### Records

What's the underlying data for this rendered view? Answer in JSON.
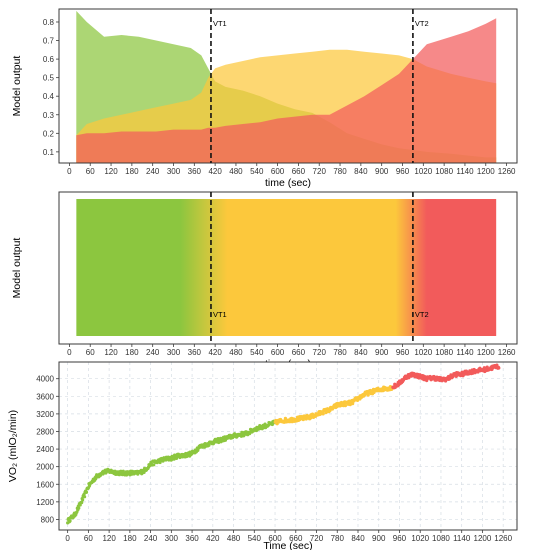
{
  "colors": {
    "green": "#8cc63f",
    "yellow": "#fcc83c",
    "red": "#f25b5b",
    "frame": "#3a3a3a",
    "grid": "#e3e3e3"
  },
  "chart_data": [
    {
      "id": "top",
      "type": "area",
      "xlabel": "time (sec)",
      "ylabel": "Model output",
      "xlim": [
        -30,
        1290
      ],
      "ylim": [
        0.04,
        0.87
      ],
      "xticks": [
        0,
        60,
        120,
        180,
        240,
        300,
        360,
        420,
        480,
        540,
        600,
        660,
        720,
        780,
        840,
        900,
        960,
        1020,
        1080,
        1140,
        1200,
        1260
      ],
      "yticks": [
        0.1,
        0.2,
        0.3,
        0.4,
        0.5,
        0.6,
        0.7,
        0.8
      ],
      "annotations": [
        {
          "label": "VT1",
          "x": 408
        },
        {
          "label": "VT2",
          "x": 990
        }
      ],
      "series": [
        {
          "color": "green",
          "x": [
            20,
            50,
            100,
            150,
            200,
            250,
            300,
            350,
            380,
            400,
            420,
            450,
            500,
            550,
            600,
            650,
            700,
            750,
            800,
            850,
            900,
            950,
            990,
            1030,
            1100,
            1150,
            1200,
            1230
          ],
          "values": [
            0.86,
            0.8,
            0.72,
            0.73,
            0.72,
            0.7,
            0.68,
            0.66,
            0.62,
            0.55,
            0.48,
            0.45,
            0.43,
            0.4,
            0.36,
            0.33,
            0.31,
            0.26,
            0.2,
            0.17,
            0.14,
            0.12,
            0.11,
            0.1,
            0.09,
            0.08,
            0.07,
            0.07
          ]
        },
        {
          "color": "yellow",
          "x": [
            20,
            50,
            100,
            150,
            200,
            250,
            300,
            350,
            380,
            400,
            420,
            450,
            500,
            550,
            600,
            650,
            700,
            750,
            800,
            850,
            900,
            950,
            990,
            1030,
            1100,
            1150,
            1200,
            1230
          ],
          "values": [
            0.19,
            0.25,
            0.28,
            0.3,
            0.32,
            0.34,
            0.36,
            0.38,
            0.42,
            0.5,
            0.55,
            0.57,
            0.59,
            0.61,
            0.62,
            0.63,
            0.64,
            0.65,
            0.65,
            0.64,
            0.63,
            0.62,
            0.6,
            0.56,
            0.52,
            0.5,
            0.48,
            0.47
          ]
        },
        {
          "color": "red",
          "x": [
            20,
            50,
            100,
            150,
            200,
            250,
            300,
            350,
            380,
            400,
            420,
            450,
            500,
            550,
            600,
            650,
            700,
            750,
            800,
            850,
            900,
            950,
            990,
            1030,
            1100,
            1150,
            1200,
            1230
          ],
          "values": [
            0.19,
            0.2,
            0.2,
            0.21,
            0.21,
            0.21,
            0.22,
            0.22,
            0.22,
            0.23,
            0.23,
            0.24,
            0.25,
            0.26,
            0.28,
            0.29,
            0.3,
            0.3,
            0.35,
            0.4,
            0.46,
            0.52,
            0.6,
            0.68,
            0.72,
            0.75,
            0.79,
            0.82
          ]
        }
      ]
    },
    {
      "id": "middle",
      "type": "heatmap",
      "xlabel": "time (sec)",
      "ylabel": "Model output",
      "xlim": [
        -30,
        1290
      ],
      "xticks": [
        0,
        60,
        120,
        180,
        240,
        300,
        360,
        420,
        480,
        540,
        600,
        660,
        720,
        780,
        840,
        900,
        960,
        1020,
        1080,
        1140,
        1200,
        1260
      ],
      "x_range": [
        20,
        1230
      ],
      "color_stops": [
        {
          "x": 20,
          "color": "green"
        },
        {
          "x": 320,
          "color": "green"
        },
        {
          "x": 455,
          "color": "yellow"
        },
        {
          "x": 940,
          "color": "yellow"
        },
        {
          "x": 1030,
          "color": "red"
        },
        {
          "x": 1230,
          "color": "red"
        }
      ],
      "annotations": [
        {
          "label": "VT1",
          "x": 408
        },
        {
          "label": "VT2",
          "x": 990
        }
      ]
    },
    {
      "id": "bottom",
      "type": "scatter",
      "xlabel": "Time (sec)",
      "ylabel": "VO₂ (mlO₂/min)",
      "xlim": [
        -25,
        1300
      ],
      "ylim": [
        560,
        4380
      ],
      "xticks": [
        0,
        60,
        120,
        180,
        240,
        300,
        360,
        420,
        480,
        540,
        600,
        660,
        720,
        780,
        840,
        900,
        960,
        1020,
        1080,
        1140,
        1200,
        1260
      ],
      "yticks": [
        800,
        1200,
        1600,
        2000,
        2400,
        2800,
        3200,
        3600,
        4000
      ],
      "trend": {
        "x": [
          0,
          20,
          40,
          60,
          80,
          100,
          120,
          140,
          160,
          180,
          200,
          220,
          240,
          260,
          280,
          300,
          320,
          340,
          360,
          380,
          400,
          420,
          440,
          460,
          480,
          500,
          520,
          540,
          560,
          580,
          600,
          620,
          640,
          660,
          680,
          700,
          720,
          740,
          760,
          780,
          800,
          820,
          840,
          860,
          880,
          900,
          920,
          940,
          960,
          980,
          1000,
          1020,
          1040,
          1060,
          1080,
          1100,
          1120,
          1140,
          1160,
          1180,
          1200,
          1220,
          1240
        ],
        "values": [
          760,
          900,
          1200,
          1550,
          1750,
          1870,
          1900,
          1870,
          1850,
          1860,
          1850,
          1900,
          2060,
          2120,
          2170,
          2190,
          2250,
          2260,
          2300,
          2440,
          2500,
          2560,
          2600,
          2650,
          2700,
          2730,
          2760,
          2850,
          2900,
          2950,
          3000,
          3050,
          3060,
          3080,
          3100,
          3130,
          3180,
          3250,
          3300,
          3400,
          3430,
          3450,
          3550,
          3650,
          3700,
          3750,
          3780,
          3800,
          3900,
          4050,
          4100,
          4050,
          4000,
          4020,
          3980,
          4000,
          4100,
          4100,
          4150,
          4180,
          4200,
          4230,
          4280
        ]
      },
      "color_segments": [
        {
          "from": 0,
          "to": 600,
          "color": "green"
        },
        {
          "from": 600,
          "to": 940,
          "color": "yellow"
        },
        {
          "from": 940,
          "to": 1250,
          "color": "red"
        }
      ]
    }
  ]
}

### What the exercise asks
Each record must be quoted in full and exactly. Do not include the pictures.

### Output for this exercise
What's the underlying data for this rendered view? Answer in JSON.
{
  "colors": {
    "green": "#8cc63f",
    "yellow": "#fcc83c",
    "red": "#f25b5b",
    "frame": "#3a3a3a",
    "grid": "#e3e3e3"
  },
  "chart_data": [
    {
      "id": "top",
      "type": "area",
      "xlabel": "time (sec)",
      "ylabel": "Model output",
      "xlim": [
        -30,
        1290
      ],
      "ylim": [
        0.04,
        0.87
      ],
      "xticks": [
        0,
        60,
        120,
        180,
        240,
        300,
        360,
        420,
        480,
        540,
        600,
        660,
        720,
        780,
        840,
        900,
        960,
        1020,
        1080,
        1140,
        1200,
        1260
      ],
      "yticks": [
        0.1,
        0.2,
        0.3,
        0.4,
        0.5,
        0.6,
        0.7,
        0.8
      ],
      "annotations": [
        {
          "label": "VT1",
          "x": 408
        },
        {
          "label": "VT2",
          "x": 990
        }
      ],
      "series": [
        {
          "color": "green",
          "x": [
            20,
            50,
            100,
            150,
            200,
            250,
            300,
            350,
            380,
            400,
            420,
            450,
            500,
            550,
            600,
            650,
            700,
            750,
            800,
            850,
            900,
            950,
            990,
            1030,
            1100,
            1150,
            1200,
            1230
          ],
          "values": [
            0.86,
            0.8,
            0.72,
            0.73,
            0.72,
            0.7,
            0.68,
            0.66,
            0.62,
            0.55,
            0.48,
            0.45,
            0.43,
            0.4,
            0.36,
            0.33,
            0.31,
            0.26,
            0.2,
            0.17,
            0.14,
            0.12,
            0.11,
            0.1,
            0.09,
            0.08,
            0.07,
            0.07
          ]
        },
        {
          "color": "yellow",
          "x": [
            20,
            50,
            100,
            150,
            200,
            250,
            300,
            350,
            380,
            400,
            420,
            450,
            500,
            550,
            600,
            650,
            700,
            750,
            800,
            850,
            900,
            950,
            990,
            1030,
            1100,
            1150,
            1200,
            1230
          ],
          "values": [
            0.19,
            0.25,
            0.28,
            0.3,
            0.32,
            0.34,
            0.36,
            0.38,
            0.42,
            0.5,
            0.55,
            0.57,
            0.59,
            0.61,
            0.62,
            0.63,
            0.64,
            0.65,
            0.65,
            0.64,
            0.63,
            0.62,
            0.6,
            0.56,
            0.52,
            0.5,
            0.48,
            0.47
          ]
        },
        {
          "color": "red",
          "x": [
            20,
            50,
            100,
            150,
            200,
            250,
            300,
            350,
            380,
            400,
            420,
            450,
            500,
            550,
            600,
            650,
            700,
            750,
            800,
            850,
            900,
            950,
            990,
            1030,
            1100,
            1150,
            1200,
            1230
          ],
          "values": [
            0.19,
            0.2,
            0.2,
            0.21,
            0.21,
            0.21,
            0.22,
            0.22,
            0.22,
            0.23,
            0.23,
            0.24,
            0.25,
            0.26,
            0.28,
            0.29,
            0.3,
            0.3,
            0.35,
            0.4,
            0.46,
            0.52,
            0.6,
            0.68,
            0.72,
            0.75,
            0.79,
            0.82
          ]
        }
      ]
    },
    {
      "id": "middle",
      "type": "heatmap",
      "xlabel": "time (sec)",
      "ylabel": "Model output",
      "xlim": [
        -30,
        1290
      ],
      "xticks": [
        0,
        60,
        120,
        180,
        240,
        300,
        360,
        420,
        480,
        540,
        600,
        660,
        720,
        780,
        840,
        900,
        960,
        1020,
        1080,
        1140,
        1200,
        1260
      ],
      "x_range": [
        20,
        1230
      ],
      "color_stops": [
        {
          "x": 20,
          "color": "green"
        },
        {
          "x": 320,
          "color": "green"
        },
        {
          "x": 455,
          "color": "yellow"
        },
        {
          "x": 940,
          "color": "yellow"
        },
        {
          "x": 1030,
          "color": "red"
        },
        {
          "x": 1230,
          "color": "red"
        }
      ],
      "annotations": [
        {
          "label": "VT1",
          "x": 408
        },
        {
          "label": "VT2",
          "x": 990
        }
      ]
    },
    {
      "id": "bottom",
      "type": "scatter",
      "xlabel": "Time (sec)",
      "ylabel": "VO₂ (mlO₂/min)",
      "xlim": [
        -25,
        1300
      ],
      "ylim": [
        560,
        4380
      ],
      "xticks": [
        0,
        60,
        120,
        180,
        240,
        300,
        360,
        420,
        480,
        540,
        600,
        660,
        720,
        780,
        840,
        900,
        960,
        1020,
        1080,
        1140,
        1200,
        1260
      ],
      "yticks": [
        800,
        1200,
        1600,
        2000,
        2400,
        2800,
        3200,
        3600,
        4000
      ],
      "trend": {
        "x": [
          0,
          20,
          40,
          60,
          80,
          100,
          120,
          140,
          160,
          180,
          200,
          220,
          240,
          260,
          280,
          300,
          320,
          340,
          360,
          380,
          400,
          420,
          440,
          460,
          480,
          500,
          520,
          540,
          560,
          580,
          600,
          620,
          640,
          660,
          680,
          700,
          720,
          740,
          760,
          780,
          800,
          820,
          840,
          860,
          880,
          900,
          920,
          940,
          960,
          980,
          1000,
          1020,
          1040,
          1060,
          1080,
          1100,
          1120,
          1140,
          1160,
          1180,
          1200,
          1220,
          1240
        ],
        "values": [
          760,
          900,
          1200,
          1550,
          1750,
          1870,
          1900,
          1870,
          1850,
          1860,
          1850,
          1900,
          2060,
          2120,
          2170,
          2190,
          2250,
          2260,
          2300,
          2440,
          2500,
          2560,
          2600,
          2650,
          2700,
          2730,
          2760,
          2850,
          2900,
          2950,
          3000,
          3050,
          3060,
          3080,
          3100,
          3130,
          3180,
          3250,
          3300,
          3400,
          3430,
          3450,
          3550,
          3650,
          3700,
          3750,
          3780,
          3800,
          3900,
          4050,
          4100,
          4050,
          4000,
          4020,
          3980,
          4000,
          4100,
          4100,
          4150,
          4180,
          4200,
          4230,
          4280
        ]
      },
      "color_segments": [
        {
          "from": 0,
          "to": 600,
          "color": "green"
        },
        {
          "from": 600,
          "to": 940,
          "color": "yellow"
        },
        {
          "from": 940,
          "to": 1250,
          "color": "red"
        }
      ]
    }
  ]
}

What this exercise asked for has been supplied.